**Records**.
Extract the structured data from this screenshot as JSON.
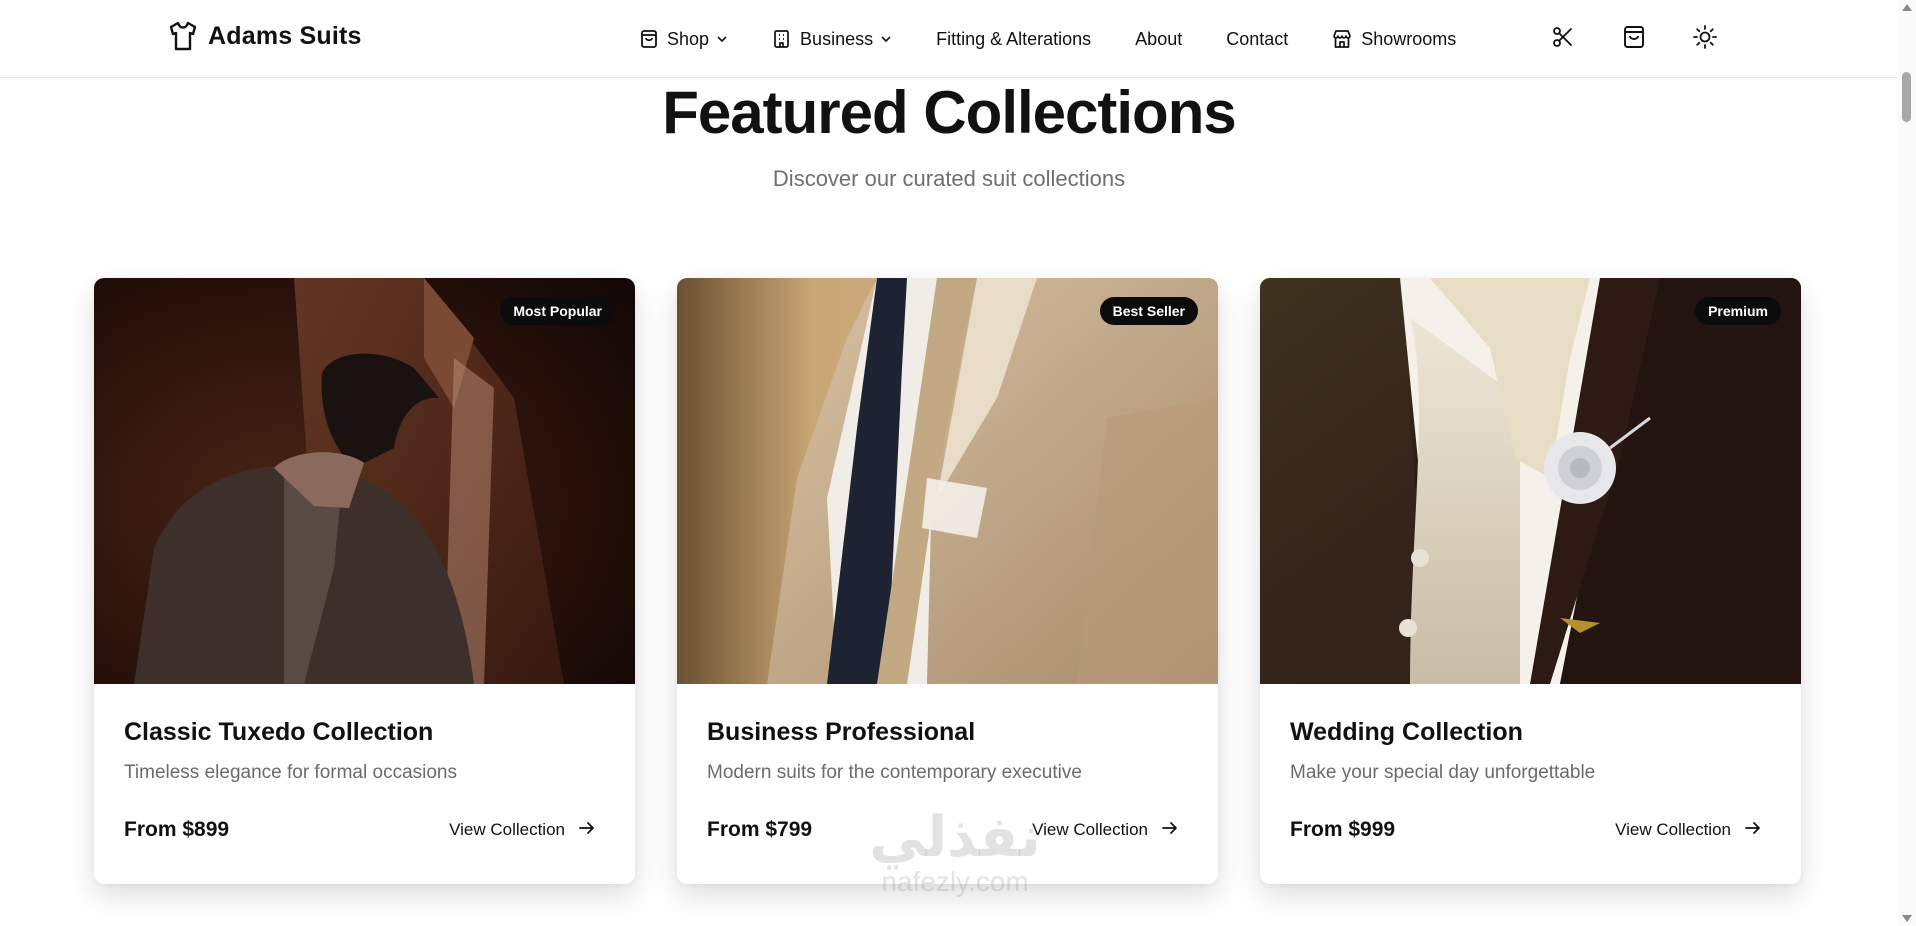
{
  "header": {
    "brand": "Adams Suits",
    "nav": [
      {
        "label": "Shop",
        "icon": "shopping-bag-icon",
        "dropdown": true
      },
      {
        "label": "Business",
        "icon": "building-icon",
        "dropdown": true
      },
      {
        "label": "Fitting & Alterations"
      },
      {
        "label": "About"
      },
      {
        "label": "Contact"
      },
      {
        "label": "Showrooms",
        "icon": "store-icon"
      }
    ],
    "actions": [
      "scissors-icon",
      "shopping-bag-icon",
      "sun-icon"
    ]
  },
  "section": {
    "title": "Featured Collections",
    "subtitle": "Discover our curated suit collections"
  },
  "cards": [
    {
      "badge": "Most Popular",
      "title": "Classic Tuxedo Collection",
      "description": "Timeless elegance for formal occasions",
      "price": "From $899",
      "link": "View Collection"
    },
    {
      "badge": "Best Seller",
      "title": "Business Professional",
      "description": "Modern suits for the contemporary executive",
      "price": "From $799",
      "link": "View Collection"
    },
    {
      "badge": "Premium",
      "title": "Wedding Collection",
      "description": "Make your special day unforgettable",
      "price": "From $999",
      "link": "View Collection"
    }
  ],
  "watermark": {
    "main": "نفذلي",
    "sub": "nafezly.com"
  },
  "colors": {
    "text": "#111111",
    "muted": "#6b6b6b",
    "badge_bg": "#0b0b0b",
    "divider": "#e6e6e6"
  }
}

**Exercise aim**.
Retype each entry precisely. Skip images entirely.

**Final result**.
Extract the structured data from this screenshot as JSON.
{
  "header": {
    "brand": "Adams Suits",
    "nav": [
      {
        "label": "Shop",
        "icon": "shopping-bag-icon",
        "dropdown": true
      },
      {
        "label": "Business",
        "icon": "building-icon",
        "dropdown": true
      },
      {
        "label": "Fitting & Alterations"
      },
      {
        "label": "About"
      },
      {
        "label": "Contact"
      },
      {
        "label": "Showrooms",
        "icon": "store-icon"
      }
    ],
    "actions": [
      "scissors-icon",
      "shopping-bag-icon",
      "sun-icon"
    ]
  },
  "section": {
    "title": "Featured Collections",
    "subtitle": "Discover our curated suit collections"
  },
  "cards": [
    {
      "badge": "Most Popular",
      "title": "Classic Tuxedo Collection",
      "description": "Timeless elegance for formal occasions",
      "price": "From $899",
      "link": "View Collection"
    },
    {
      "badge": "Best Seller",
      "title": "Business Professional",
      "description": "Modern suits for the contemporary executive",
      "price": "From $799",
      "link": "View Collection"
    },
    {
      "badge": "Premium",
      "title": "Wedding Collection",
      "description": "Make your special day unforgettable",
      "price": "From $999",
      "link": "View Collection"
    }
  ],
  "watermark": {
    "main": "نفذلي",
    "sub": "nafezly.com"
  },
  "colors": {
    "text": "#111111",
    "muted": "#6b6b6b",
    "badge_bg": "#0b0b0b",
    "divider": "#e6e6e6"
  }
}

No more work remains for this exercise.